How many lines of the data include the string "示范文本"? State the number and nothing else.

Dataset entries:
------------------------------------------------------------------------

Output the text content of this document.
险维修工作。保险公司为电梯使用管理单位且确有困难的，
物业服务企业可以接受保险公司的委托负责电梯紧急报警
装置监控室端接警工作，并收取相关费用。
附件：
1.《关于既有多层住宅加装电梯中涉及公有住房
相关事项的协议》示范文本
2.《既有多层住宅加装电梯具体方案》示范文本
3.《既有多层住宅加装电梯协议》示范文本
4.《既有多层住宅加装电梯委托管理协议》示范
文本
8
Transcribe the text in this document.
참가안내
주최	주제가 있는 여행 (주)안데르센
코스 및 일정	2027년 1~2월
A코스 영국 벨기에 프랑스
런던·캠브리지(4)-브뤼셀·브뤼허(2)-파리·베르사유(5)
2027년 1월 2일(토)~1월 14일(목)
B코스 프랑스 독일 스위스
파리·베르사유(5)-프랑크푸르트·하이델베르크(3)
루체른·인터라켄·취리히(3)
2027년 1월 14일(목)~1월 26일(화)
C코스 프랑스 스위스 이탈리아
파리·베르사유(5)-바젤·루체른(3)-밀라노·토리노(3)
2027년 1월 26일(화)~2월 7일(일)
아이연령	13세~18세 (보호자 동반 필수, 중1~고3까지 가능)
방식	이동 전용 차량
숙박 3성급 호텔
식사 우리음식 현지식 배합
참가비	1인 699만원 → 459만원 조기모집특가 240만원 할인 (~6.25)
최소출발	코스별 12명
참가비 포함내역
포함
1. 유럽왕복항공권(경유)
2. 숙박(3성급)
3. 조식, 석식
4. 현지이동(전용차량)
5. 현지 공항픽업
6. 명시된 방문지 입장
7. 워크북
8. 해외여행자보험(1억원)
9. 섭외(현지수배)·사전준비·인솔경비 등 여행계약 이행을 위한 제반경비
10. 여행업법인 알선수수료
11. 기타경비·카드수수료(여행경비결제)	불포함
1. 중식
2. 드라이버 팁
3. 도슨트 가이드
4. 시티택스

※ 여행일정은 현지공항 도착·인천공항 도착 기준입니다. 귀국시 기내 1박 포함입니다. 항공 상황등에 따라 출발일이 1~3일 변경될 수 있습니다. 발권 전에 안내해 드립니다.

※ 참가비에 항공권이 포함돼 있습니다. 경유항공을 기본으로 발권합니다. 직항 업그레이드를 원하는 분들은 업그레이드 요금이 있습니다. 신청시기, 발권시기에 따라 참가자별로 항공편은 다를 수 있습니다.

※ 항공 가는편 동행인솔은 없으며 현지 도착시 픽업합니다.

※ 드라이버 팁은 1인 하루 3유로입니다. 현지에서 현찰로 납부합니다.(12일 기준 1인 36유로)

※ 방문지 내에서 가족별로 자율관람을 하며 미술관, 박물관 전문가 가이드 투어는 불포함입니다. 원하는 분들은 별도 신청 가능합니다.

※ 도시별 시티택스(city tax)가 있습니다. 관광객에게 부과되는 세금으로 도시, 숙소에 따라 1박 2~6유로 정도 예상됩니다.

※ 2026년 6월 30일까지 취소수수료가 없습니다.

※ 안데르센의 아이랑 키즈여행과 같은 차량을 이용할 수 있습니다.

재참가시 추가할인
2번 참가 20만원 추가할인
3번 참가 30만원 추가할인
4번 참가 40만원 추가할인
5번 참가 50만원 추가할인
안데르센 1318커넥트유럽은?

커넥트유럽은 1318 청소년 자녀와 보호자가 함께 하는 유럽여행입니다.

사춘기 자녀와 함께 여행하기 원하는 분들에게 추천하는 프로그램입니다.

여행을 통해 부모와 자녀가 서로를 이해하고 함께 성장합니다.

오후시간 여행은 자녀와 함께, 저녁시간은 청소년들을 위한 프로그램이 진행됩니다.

------------------------------------------------------------------------

Correct output: 3